Filter the listing below, keeping every line that holds "instruction".

Dataset entries
================================

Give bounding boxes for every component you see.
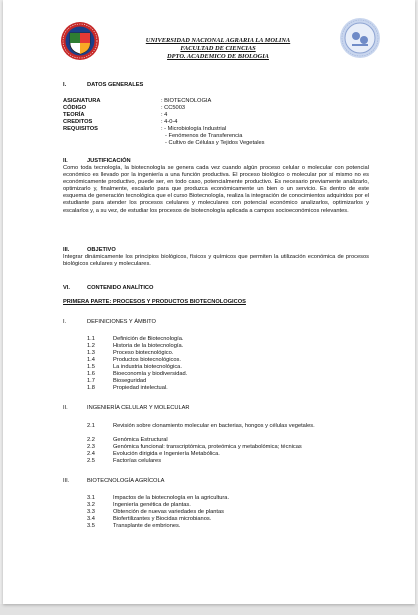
part-title: PRIMERA PARTE: PROCESOS Y PRODUCTOS BIOTECNOLOGICOS — [63, 299, 246, 305]
list-item: Definición de Biotecnología. — [113, 336, 184, 342]
section-number: I. — [63, 82, 67, 88]
item-number: 2.5 — [87, 458, 95, 464]
item-number: 1.2 — [87, 343, 95, 349]
list-item: Bioeconomía y biodiversidad. — [113, 371, 188, 377]
faculty-seal-icon — [339, 17, 381, 59]
unit-title: BIOTECNOLOGÍA AGRÍCOLA — [87, 478, 165, 484]
section-number: III. — [63, 247, 70, 253]
item-number: 3.5 — [87, 523, 95, 529]
list-item: Obtención de nuevas variedades de plantas — [113, 509, 224, 515]
unit-number: II. — [63, 405, 68, 411]
list-item: Ingeniería genética de plantas. — [113, 502, 191, 508]
unit-number: I. — [63, 319, 67, 325]
section-title-contenido: CONTENIDO ANALÍTICO — [87, 285, 154, 291]
section-title-datos-generales: DATOS GENERALES — [87, 82, 144, 88]
item-number: 2.3 — [87, 444, 95, 450]
list-item: Evolución dirigida e Ingeniería Metabólica. — [113, 451, 220, 457]
field-value: : CC5003 — [161, 105, 186, 111]
list-item: Genómica Estructural — [113, 437, 168, 443]
item-number: 1.1 — [87, 336, 95, 342]
field-value: : 4-0-4 — [161, 119, 178, 125]
list-item: Proceso biotecnológico. — [113, 350, 174, 356]
list-item: Revisión sobre clonamiento molecular en bacterias, hongos y células vegetales. — [113, 423, 315, 429]
section-number: VI. — [63, 285, 70, 291]
item-number: 3.3 — [87, 509, 95, 515]
item-number: 2.1 — [87, 423, 95, 429]
field-label: CÓDIGO — [63, 105, 87, 111]
list-item: Factorías celulares — [113, 458, 162, 464]
university-name: UNIVERSIDAD NACIONAL AGRARIA LA MOLINA — [145, 37, 291, 44]
item-number: 2.2 — [87, 437, 95, 443]
requisito-item: - Fenómenos de Transferencia — [165, 133, 243, 139]
section-title-justificacion: JUSTIFICACIÓN — [87, 158, 131, 164]
unit-title: INGENIERÍA CELULAR Y MOLECULAR — [87, 405, 190, 411]
item-number: 1.8 — [87, 385, 95, 391]
page-shadow — [0, 604, 418, 615]
unit-number: III. — [63, 478, 70, 484]
field-label: TEORÍA — [63, 112, 85, 118]
item-number: 3.2 — [87, 502, 95, 508]
field-label: REQUISITOS — [63, 126, 98, 132]
field-value: : BIOTECNOLOGIA — [161, 98, 212, 104]
field-label: CREDITOS — [63, 119, 93, 125]
university-crest-icon — [60, 21, 100, 61]
list-item: Propiedad intelectual. — [113, 385, 168, 391]
document-page — [3, 0, 415, 604]
list-item: Genómica funcional: transcriptómica, proteómica y metabolómica; técnicas — [113, 444, 302, 450]
item-number: 1.4 — [87, 357, 95, 363]
department-name: DPTO. ACADEMICO DE BIOLOGIA — [167, 52, 269, 60]
item-number: 1.3 — [87, 350, 95, 356]
justificacion-paragraph: Como toda tecnología, la biotecnología se genera cada vez cuando algún proceso celular o molecular con potencial económico es llevado por la ingeniería a una función productiva. El proceso biológico o molecular por sí mismo no es económicamente productivo, puede ser, en todo caso, potencialmente productivo. Es necesario previamente analizarlo, optimizarlo y, finalmente, escalarlo para que produzca económicamente un bien o un servicio. Es dentro de este esquema de generación tecnológica que el curso Biotecnología, realiza la integración de conocimientos adquiridos por el estudiante para atender los procesos celulares y moleculares con potencial económico analizarlos, optimizarlos y escalarlos y, a su vez, de estudiar los procesos de biotecnología aplicada a campos socioeconómicos relevantes. — [63, 165, 369, 214]
item-number: 3.4 — [87, 516, 95, 522]
list-item: Bioseguridad — [113, 378, 147, 384]
list-item: Impactos de la biotecnología en la agricultura. — [113, 495, 230, 501]
unit-title: DEFINICIONES Y ÁMBITO — [87, 319, 156, 325]
objetivo-paragraph: Integrar dinámicamente los principios biológicos, físicos y químicos que permiten la utilización económica de procesos biológicos celulares y moleculares. — [63, 254, 369, 268]
item-number: 3.1 — [87, 495, 95, 501]
list-item: Productos biotecnológicos. — [113, 357, 181, 363]
item-number: 1.7 — [87, 378, 95, 384]
list-item: Transplante de embriones. — [113, 523, 181, 529]
requisito-item: - Cultivo de Células y Tejidos Vegetales — [165, 140, 265, 146]
list-item: Biofertilizantes y Biocidas microbianos. — [113, 516, 212, 522]
item-number: 1.5 — [87, 364, 95, 370]
list-item: Historia de la biotecnología. — [113, 343, 184, 349]
section-title-objetivo: OBJETIVO — [87, 247, 116, 253]
document-header — [113, 37, 323, 60]
field-value: : - Microbiología Industrial — [161, 126, 227, 132]
faculty-name: FACULTAD DE CIENCIAS — [180, 44, 256, 52]
item-number: 2.4 — [87, 451, 95, 457]
item-number: 1.6 — [87, 371, 95, 377]
section-number: II. — [63, 158, 68, 164]
list-item: La industria biotecnológica. — [113, 364, 182, 370]
field-label: ASIGNATURA — [63, 98, 101, 104]
field-value: : 4 — [161, 112, 168, 118]
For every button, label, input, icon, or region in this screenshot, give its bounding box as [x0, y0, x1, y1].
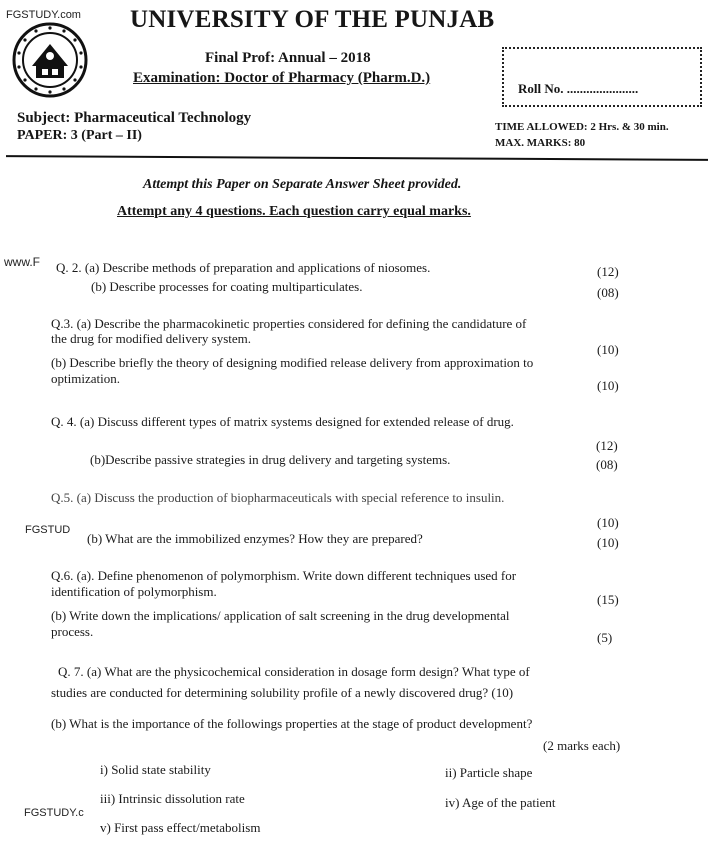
question-5a: Q.5. (a) Discuss the production of biopharmaceuticals with special reference to insulin. — [51, 490, 505, 505]
property-item-v: v) First pass effect/metabolism — [100, 820, 261, 835]
question-7a-line1: Q. 7. (a) What are the physicochemical consideration in dosage form design? What type of — [58, 664, 530, 679]
question-6b-line1: (b) Write down the implications/ application of salt screening in the drug developmental — [51, 608, 510, 623]
instruction-attempt-four: Attempt any 4 questions. Each question carry equal marks. — [117, 204, 471, 219]
question-6b-marks: (5) — [597, 630, 613, 645]
question-7b-marks: (2 marks each) — [543, 738, 621, 753]
question-2a: Q. 2. (a) Describe methods of preparation and applications of niosomes. — [56, 260, 431, 275]
question-3b-marks: (10) — [597, 378, 619, 393]
roll-number-label: Roll No. ...................... — [518, 81, 639, 96]
question-3a-marks: (10) — [597, 342, 619, 357]
subject-line: Subject: Pharmaceutical Technology — [17, 110, 252, 126]
question-7b: (b) What is the importance of the followings properties at the stage of product development? — [51, 716, 533, 731]
property-item-i: i) Solid state stability — [100, 762, 211, 777]
header-divider — [6, 155, 708, 161]
question-4a-marks: (12) — [596, 438, 618, 453]
watermark-left-lower: FGSTUD — [25, 524, 71, 536]
roll-number-box — [502, 47, 702, 107]
university-title: UNIVERSITY OF THE PUNJAB — [130, 6, 495, 33]
watermark-bottom-left: FGSTUDY.c — [24, 807, 84, 819]
question-6a-line2: identification of polymorphism. — [51, 584, 217, 599]
watermark-left-mid: www.F — [4, 255, 40, 269]
instruction-separate-sheet: Attempt this Paper on Separate Answer Sheet provided. — [143, 177, 462, 192]
question-3b-line1: (b) Describe briefly the theory of designing modified release delivery from approximation to — [51, 355, 534, 370]
question-2b-marks: (08) — [597, 285, 619, 300]
watermark-top-left: FGSTUDY.com — [6, 9, 81, 21]
question-5b: (b) What are the immobilized enzymes? How they are prepared? — [87, 531, 423, 546]
paper-line: PAPER: 3 (Part – II) — [17, 128, 142, 143]
examination-line: Examination: Doctor of Pharmacy (Pharm.D.) — [133, 70, 431, 86]
university-seal-icon — [12, 22, 88, 98]
question-3b-line2: optimization. — [51, 371, 120, 386]
question-4a: Q. 4. (a) Discuss different types of matrix systems designed for extended release of drug. — [51, 414, 514, 429]
question-3a-line2: the drug for modified delivery system. — [51, 331, 252, 346]
question-5a-marks: (10) — [597, 515, 619, 530]
question-6a-line1: Q.6. (a). Define phenomenon of polymorphism. Write down different techniques used for — [51, 568, 517, 583]
question-2a-marks: (12) — [597, 264, 619, 279]
time-allowed: TIME ALLOWED: 2 Hrs. & 30 min. — [495, 121, 669, 133]
property-item-iii: iii) Intrinsic dissolution rate — [100, 791, 245, 806]
question-6b-line2: process. — [51, 624, 94, 639]
question-2b: (b) Describe processes for coating multiparticulates. — [91, 279, 363, 294]
question-3a-line1: Q.3. (a) Describe the pharmacokinetic properties considered for defining the candidature of — [51, 316, 527, 331]
max-marks: MAX. MARKS: 80 — [495, 137, 586, 149]
question-4b: (b)Describe passive strategies in drug delivery and targeting systems. — [90, 452, 451, 467]
question-5b-marks: (10) — [597, 535, 619, 550]
question-4b-marks: (08) — [596, 457, 618, 472]
property-item-iv: iv) Age of the patient — [445, 795, 556, 810]
property-item-ii: ii) Particle shape — [445, 765, 533, 780]
final-prof-line: Final Prof: Annual – 2018 — [205, 50, 371, 66]
question-7a-line2: studies are conducted for determining solubility profile of a newly discovered drug? (10) — [51, 685, 514, 700]
question-6a-marks: (15) — [597, 592, 619, 607]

================================

Reply
instruction-attempt-four: Attempt any 4 questions. Each question carry equal marks. — [117, 204, 471, 219]
instruction-separate-sheet: Attempt this Paper on Separate Answer Sheet provided. — [143, 177, 462, 192]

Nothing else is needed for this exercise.